*Exercise directions:*
Filter the entries that follow, copying every line in which the word "from" appears.

┌──

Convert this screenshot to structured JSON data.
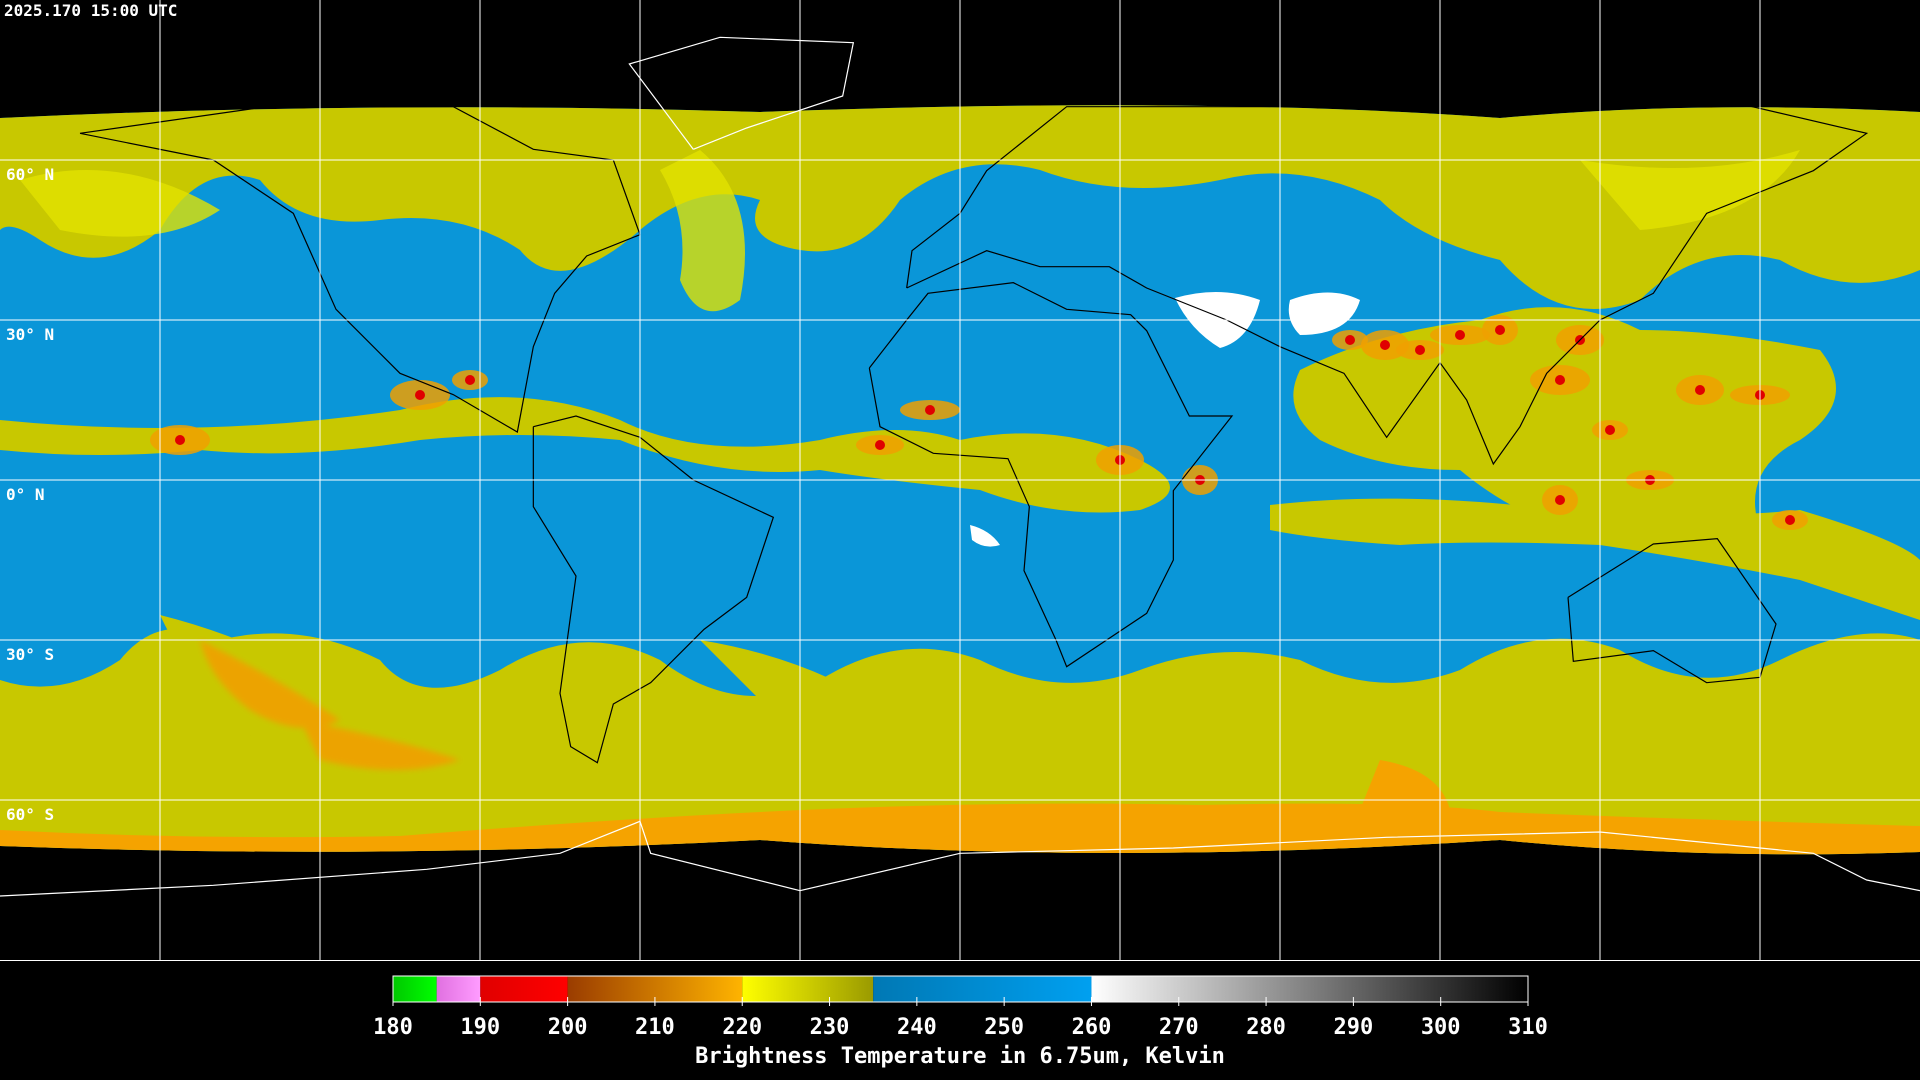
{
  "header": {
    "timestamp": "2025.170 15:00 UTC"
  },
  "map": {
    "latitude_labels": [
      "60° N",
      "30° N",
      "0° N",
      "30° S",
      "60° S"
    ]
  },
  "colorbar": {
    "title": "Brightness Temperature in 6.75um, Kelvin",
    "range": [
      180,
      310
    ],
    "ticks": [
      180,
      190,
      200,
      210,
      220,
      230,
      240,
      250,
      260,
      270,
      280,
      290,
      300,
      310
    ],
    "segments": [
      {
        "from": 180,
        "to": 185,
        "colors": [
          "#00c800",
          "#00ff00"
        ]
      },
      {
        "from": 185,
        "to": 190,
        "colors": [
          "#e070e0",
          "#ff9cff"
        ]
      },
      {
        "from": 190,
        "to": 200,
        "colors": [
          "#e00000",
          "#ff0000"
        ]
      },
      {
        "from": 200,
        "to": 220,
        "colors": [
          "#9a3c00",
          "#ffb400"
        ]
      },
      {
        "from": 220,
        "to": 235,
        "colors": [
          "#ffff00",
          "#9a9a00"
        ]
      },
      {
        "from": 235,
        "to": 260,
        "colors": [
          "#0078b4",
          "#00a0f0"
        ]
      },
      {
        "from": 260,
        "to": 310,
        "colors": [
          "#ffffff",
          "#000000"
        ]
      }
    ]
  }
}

└──

*Answer to this problem:*
        "from": 180,
        "from": 185,
        "from": 190,
        "from": 200,
        "from": 220,
        "from": 235,
        "from": 260,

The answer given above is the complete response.